→ EXERCISE DETAILS:
What follows are records. Restate all of them word for word.

→ TASK DATA:
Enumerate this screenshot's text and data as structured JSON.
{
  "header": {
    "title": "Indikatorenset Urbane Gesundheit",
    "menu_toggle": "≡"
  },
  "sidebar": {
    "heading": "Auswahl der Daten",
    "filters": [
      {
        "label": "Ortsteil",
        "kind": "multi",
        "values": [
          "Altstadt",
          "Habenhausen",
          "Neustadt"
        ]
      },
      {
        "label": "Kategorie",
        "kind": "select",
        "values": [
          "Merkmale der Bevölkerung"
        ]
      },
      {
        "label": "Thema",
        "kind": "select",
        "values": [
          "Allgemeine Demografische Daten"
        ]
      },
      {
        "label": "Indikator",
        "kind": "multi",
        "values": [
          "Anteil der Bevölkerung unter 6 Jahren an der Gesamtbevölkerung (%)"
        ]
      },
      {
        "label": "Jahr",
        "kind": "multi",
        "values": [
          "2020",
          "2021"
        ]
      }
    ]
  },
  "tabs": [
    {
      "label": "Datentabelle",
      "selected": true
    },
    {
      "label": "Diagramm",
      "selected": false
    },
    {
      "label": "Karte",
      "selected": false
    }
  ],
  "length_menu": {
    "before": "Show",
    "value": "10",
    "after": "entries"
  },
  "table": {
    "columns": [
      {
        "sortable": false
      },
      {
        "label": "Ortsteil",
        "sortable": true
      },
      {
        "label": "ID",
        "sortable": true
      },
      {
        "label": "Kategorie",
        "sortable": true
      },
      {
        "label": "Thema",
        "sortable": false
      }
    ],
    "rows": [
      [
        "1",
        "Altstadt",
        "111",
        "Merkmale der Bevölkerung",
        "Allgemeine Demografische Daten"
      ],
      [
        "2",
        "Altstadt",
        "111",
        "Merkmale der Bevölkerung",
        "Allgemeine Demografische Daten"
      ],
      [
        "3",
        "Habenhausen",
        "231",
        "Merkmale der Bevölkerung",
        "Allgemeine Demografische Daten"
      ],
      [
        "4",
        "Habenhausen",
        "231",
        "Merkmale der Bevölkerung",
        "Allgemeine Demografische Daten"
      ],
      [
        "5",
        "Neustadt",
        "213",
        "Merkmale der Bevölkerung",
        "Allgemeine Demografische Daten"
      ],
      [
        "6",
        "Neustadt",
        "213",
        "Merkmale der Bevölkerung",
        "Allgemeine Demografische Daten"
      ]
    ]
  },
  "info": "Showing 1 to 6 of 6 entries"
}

→ ANSWER FOR THE TASK:
Enumerate this screenshot's text and data as structured JSON.
{
  "header": {
    "title": "Indikatorenset Urbane Gesundheit",
    "menu_toggle": "≡"
  },
  "sidebar": {
    "heading": "Auswahl der Daten",
    "filters": [
      {
        "label": "Ortsteil",
        "kind": "multi",
        "values": [
          "Altstadt",
          "Habenhausen",
          "Neustadt"
        ]
      },
      {
        "label": "Kategorie",
        "kind": "select",
        "values": [
          "Merkmale der Bevölkerung"
        ]
      },
      {
        "label": "Thema",
        "kind": "select",
        "values": [
          "Allgemeine Demografische Daten"
        ]
      },
      {
        "label": "Indikator",
        "kind": "multi",
        "values": [
          "Anteil der Bevölkerung unter 6 Jahren an der Gesamtbevölkerung (%)"
        ]
      },
      {
        "label": "Jahr",
        "kind": "multi",
        "values": [
          "2020",
          "2021"
        ]
      }
    ]
  },
  "tabs": [
    {
      "label": "Datentabelle",
      "selected": true
    },
    {
      "label": "Diagramm",
      "selected": false
    },
    {
      "label": "Karte",
      "selected": false
    }
  ],
  "length_menu": {
    "before": "Show",
    "value": "10",
    "after": "entries"
  },
  "table": {
    "columns": [
      {
        "sortable": false
      },
      {
        "label": "Ortsteil",
        "sortable": true
      },
      {
        "label": "ID",
        "sortable": true
      },
      {
        "label": "Kategorie",
        "sortable": true
      },
      {
        "label": "Thema",
        "sortable": false
      }
    ],
    "rows": [
      [
        "1",
        "Altstadt",
        "111",
        "Merkmale der Bevölkerung",
        "Allgemeine Demografische Daten"
      ],
      [
        "2",
        "Altstadt",
        "111",
        "Merkmale der Bevölkerung",
        "Allgemeine Demografische Daten"
      ],
      [
        "3",
        "Habenhausen",
        "231",
        "Merkmale der Bevölkerung",
        "Allgemeine Demografische Daten"
      ],
      [
        "4",
        "Habenhausen",
        "231",
        "Merkmale der Bevölkerung",
        "Allgemeine Demografische Daten"
      ],
      [
        "5",
        "Neustadt",
        "213",
        "Merkmale der Bevölkerung",
        "Allgemeine Demografische Daten"
      ],
      [
        "6",
        "Neustadt",
        "213",
        "Merkmale der Bevölkerung",
        "Allgemeine Demografische Daten"
      ]
    ]
  },
  "info": "Showing 1 to 6 of 6 entries"
}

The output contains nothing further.